-------- Dataset content --------

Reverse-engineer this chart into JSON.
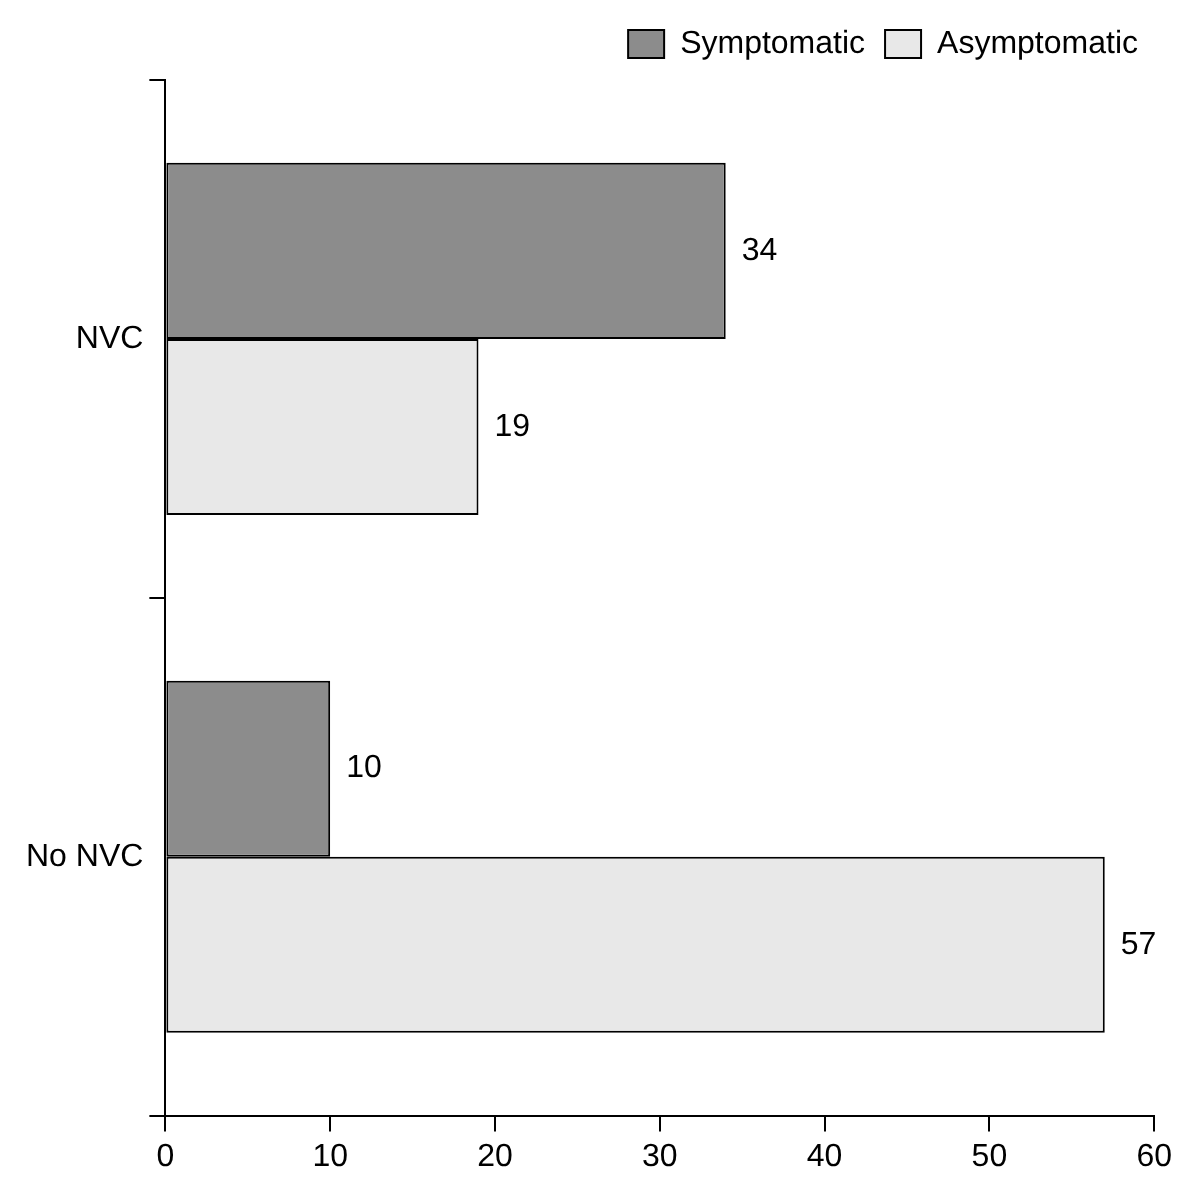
{
  "chart_data": {
    "type": "bar",
    "orientation": "horizontal",
    "categories": [
      "NVC",
      "No NVC"
    ],
    "series": [
      {
        "name": "Symptomatic",
        "color": "#8c8c8c",
        "values": [
          34,
          10
        ]
      },
      {
        "name": "Asymptomatic",
        "color": "#e8e8e8",
        "values": [
          19,
          57
        ]
      }
    ],
    "xlim": [
      0,
      60
    ],
    "xticks": [
      0,
      10,
      20,
      30,
      40,
      50,
      60
    ],
    "grid": false,
    "legend": "top right",
    "data_labels": true
  }
}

--------

Exercise requirements —
Retype the whole listing exactly and leave the pictures out.

Answer to this exercise —
Reverse-engineer this chart into JSON.
{
  "chart_data": {
    "type": "bar",
    "orientation": "horizontal",
    "categories": [
      "NVC",
      "No NVC"
    ],
    "series": [
      {
        "name": "Symptomatic",
        "color": "#8c8c8c",
        "values": [
          34,
          10
        ]
      },
      {
        "name": "Asymptomatic",
        "color": "#e8e8e8",
        "values": [
          19,
          57
        ]
      }
    ],
    "xlim": [
      0,
      60
    ],
    "xticks": [
      0,
      10,
      20,
      30,
      40,
      50,
      60
    ],
    "grid": false,
    "legend": "top right",
    "data_labels": true
  }
}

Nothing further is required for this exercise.